In the data below, restate exactly the lines from the one with "Transcribe this image's" to the final line, both included, but not the pictures.

· · · · · · ·

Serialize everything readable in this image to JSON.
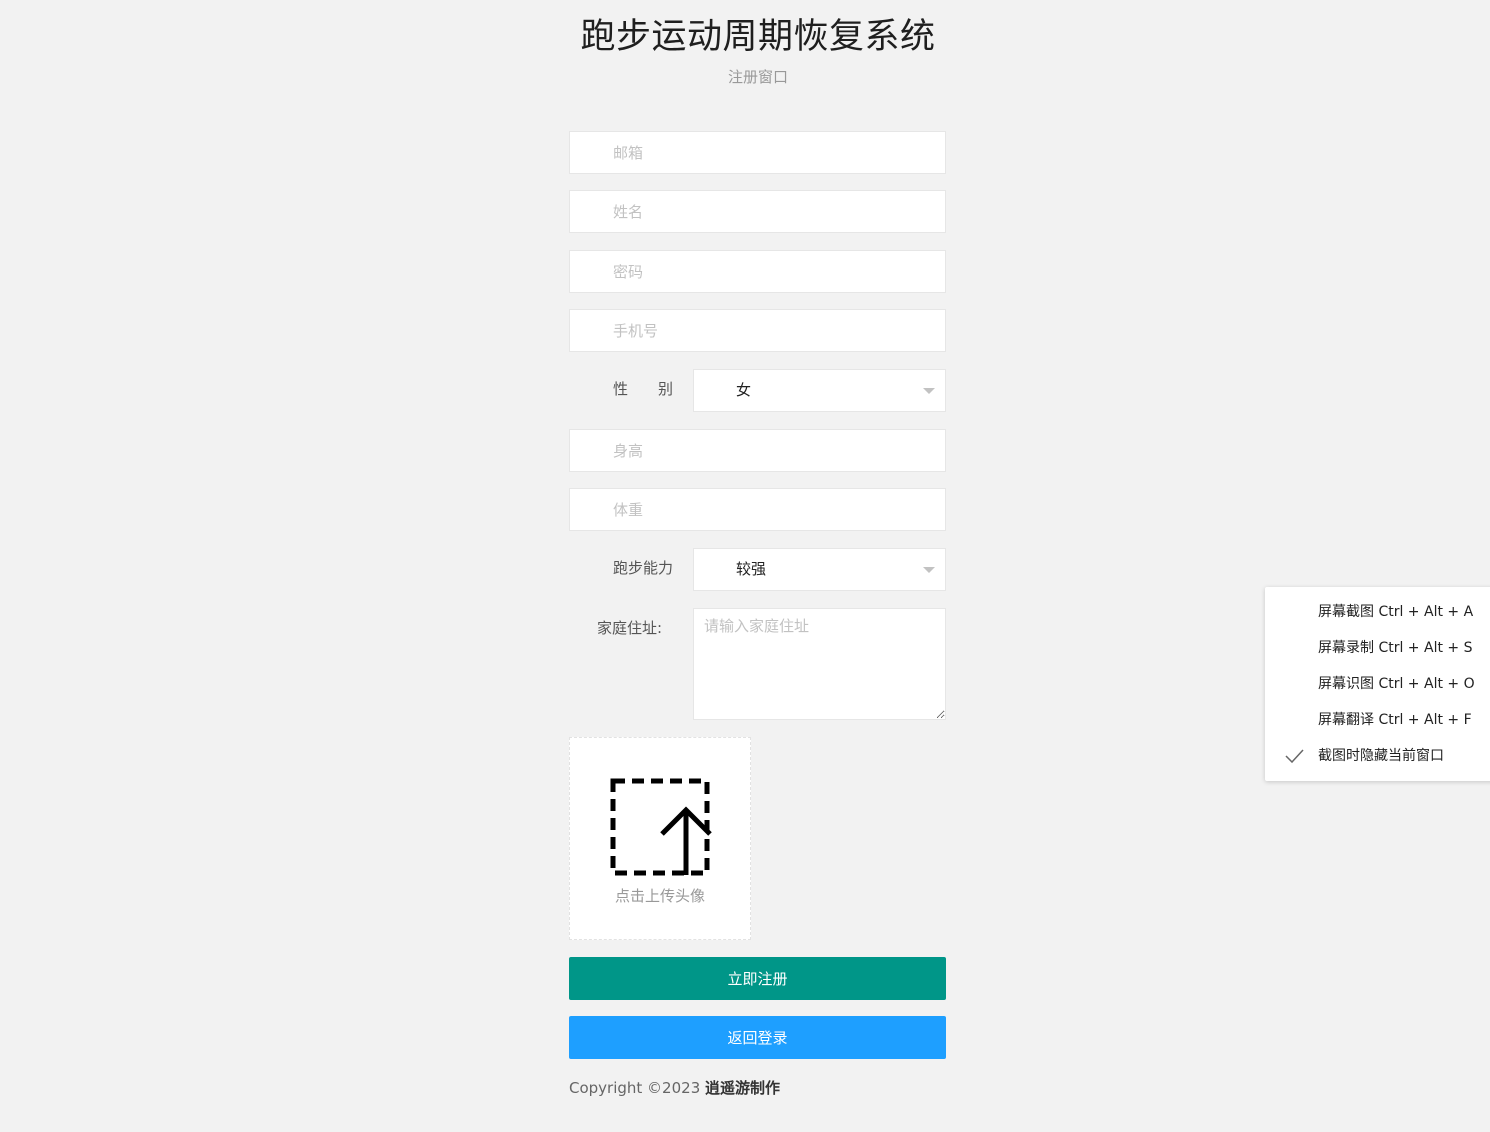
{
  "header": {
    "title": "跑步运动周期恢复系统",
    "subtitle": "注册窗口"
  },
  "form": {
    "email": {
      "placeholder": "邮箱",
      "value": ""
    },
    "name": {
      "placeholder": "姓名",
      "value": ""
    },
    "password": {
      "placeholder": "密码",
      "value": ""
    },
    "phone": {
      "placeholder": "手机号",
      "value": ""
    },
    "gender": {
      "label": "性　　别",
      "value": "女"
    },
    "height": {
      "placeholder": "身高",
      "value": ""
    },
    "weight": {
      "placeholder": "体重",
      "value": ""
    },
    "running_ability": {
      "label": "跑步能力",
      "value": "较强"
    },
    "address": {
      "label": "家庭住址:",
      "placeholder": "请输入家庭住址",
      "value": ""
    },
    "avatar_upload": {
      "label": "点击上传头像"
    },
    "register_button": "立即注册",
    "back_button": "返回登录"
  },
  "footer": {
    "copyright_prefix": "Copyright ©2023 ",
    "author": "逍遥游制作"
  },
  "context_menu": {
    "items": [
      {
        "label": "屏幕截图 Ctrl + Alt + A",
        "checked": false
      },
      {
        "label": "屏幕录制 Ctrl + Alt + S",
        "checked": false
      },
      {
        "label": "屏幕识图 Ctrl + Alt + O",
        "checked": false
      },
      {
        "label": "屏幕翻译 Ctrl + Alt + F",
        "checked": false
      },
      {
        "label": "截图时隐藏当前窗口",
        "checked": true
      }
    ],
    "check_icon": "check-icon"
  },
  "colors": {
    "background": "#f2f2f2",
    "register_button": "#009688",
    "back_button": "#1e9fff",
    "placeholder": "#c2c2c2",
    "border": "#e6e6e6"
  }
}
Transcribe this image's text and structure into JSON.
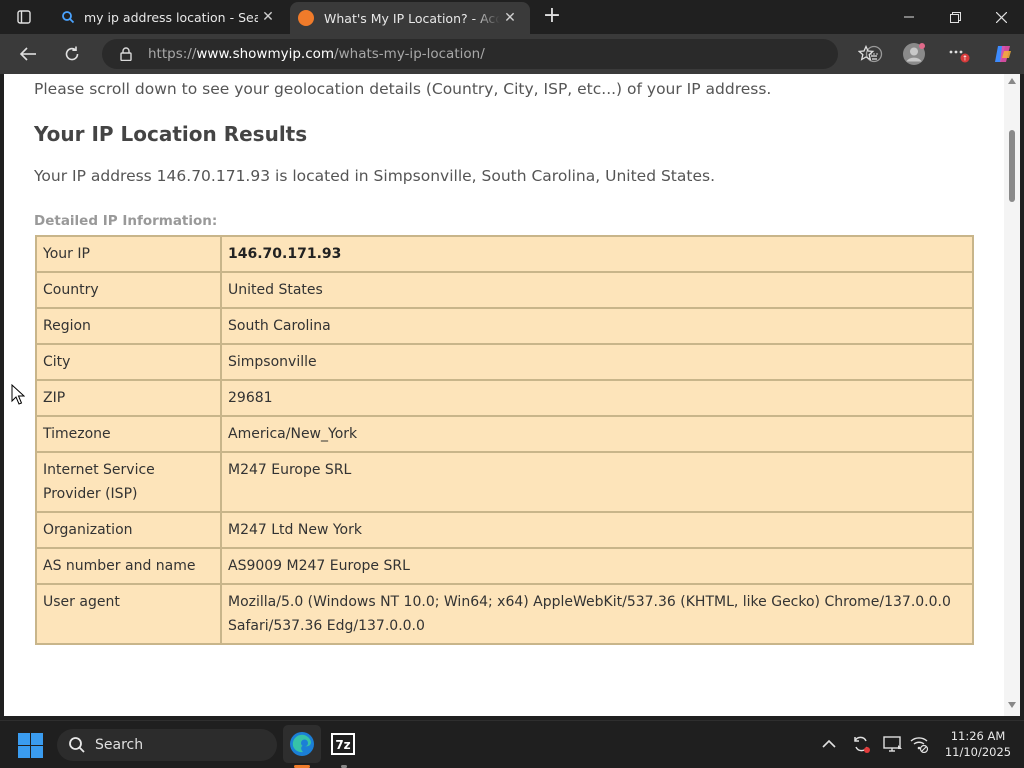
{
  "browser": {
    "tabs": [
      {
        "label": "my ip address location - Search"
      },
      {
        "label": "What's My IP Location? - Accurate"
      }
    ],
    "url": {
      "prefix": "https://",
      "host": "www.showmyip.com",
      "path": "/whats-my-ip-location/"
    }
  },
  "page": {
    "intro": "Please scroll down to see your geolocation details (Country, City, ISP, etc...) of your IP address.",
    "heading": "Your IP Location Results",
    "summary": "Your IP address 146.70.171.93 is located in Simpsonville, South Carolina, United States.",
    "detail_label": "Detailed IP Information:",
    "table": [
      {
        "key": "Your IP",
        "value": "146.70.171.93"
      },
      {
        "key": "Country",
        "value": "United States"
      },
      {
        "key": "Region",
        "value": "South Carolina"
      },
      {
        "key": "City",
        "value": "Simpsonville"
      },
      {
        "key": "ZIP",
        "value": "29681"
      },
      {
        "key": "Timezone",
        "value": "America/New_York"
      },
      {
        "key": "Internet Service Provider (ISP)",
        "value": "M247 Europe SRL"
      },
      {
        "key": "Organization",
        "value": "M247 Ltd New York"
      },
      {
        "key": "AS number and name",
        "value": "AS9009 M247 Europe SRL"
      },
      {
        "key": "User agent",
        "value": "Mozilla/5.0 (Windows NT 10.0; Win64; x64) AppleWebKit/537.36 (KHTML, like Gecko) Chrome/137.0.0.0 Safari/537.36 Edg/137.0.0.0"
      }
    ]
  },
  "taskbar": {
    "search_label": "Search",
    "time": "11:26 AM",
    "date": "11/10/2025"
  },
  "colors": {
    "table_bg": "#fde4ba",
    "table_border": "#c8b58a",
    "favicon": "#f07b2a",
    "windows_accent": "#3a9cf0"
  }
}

· · · · · · ·

## RESPONSE
Transcribe this image's text and structure into JSON.
{
  "browser": {
    "tabs": [
      {
        "label": "my ip address location - Search"
      },
      {
        "label": "What's My IP Location? - Accurate"
      }
    ],
    "url": {
      "prefix": "https://",
      "host": "www.showmyip.com",
      "path": "/whats-my-ip-location/"
    }
  },
  "page": {
    "intro": "Please scroll down to see your geolocation details (Country, City, ISP, etc...) of your IP address.",
    "heading": "Your IP Location Results",
    "summary": "Your IP address 146.70.171.93 is located in Simpsonville, South Carolina, United States.",
    "detail_label": "Detailed IP Information:",
    "table": [
      {
        "key": "Your IP",
        "value": "146.70.171.93"
      },
      {
        "key": "Country",
        "value": "United States"
      },
      {
        "key": "Region",
        "value": "South Carolina"
      },
      {
        "key": "City",
        "value": "Simpsonville"
      },
      {
        "key": "ZIP",
        "value": "29681"
      },
      {
        "key": "Timezone",
        "value": "America/New_York"
      },
      {
        "key": "Internet Service Provider (ISP)",
        "value": "M247 Europe SRL"
      },
      {
        "key": "Organization",
        "value": "M247 Ltd New York"
      },
      {
        "key": "AS number and name",
        "value": "AS9009 M247 Europe SRL"
      },
      {
        "key": "User agent",
        "value": "Mozilla/5.0 (Windows NT 10.0; Win64; x64) AppleWebKit/537.36 (KHTML, like Gecko) Chrome/137.0.0.0 Safari/537.36 Edg/137.0.0.0"
      }
    ]
  },
  "taskbar": {
    "search_label": "Search",
    "time": "11:26 AM",
    "date": "11/10/2025"
  },
  "colors": {
    "table_bg": "#fde4ba",
    "table_border": "#c8b58a",
    "favicon": "#f07b2a",
    "windows_accent": "#3a9cf0"
  }
}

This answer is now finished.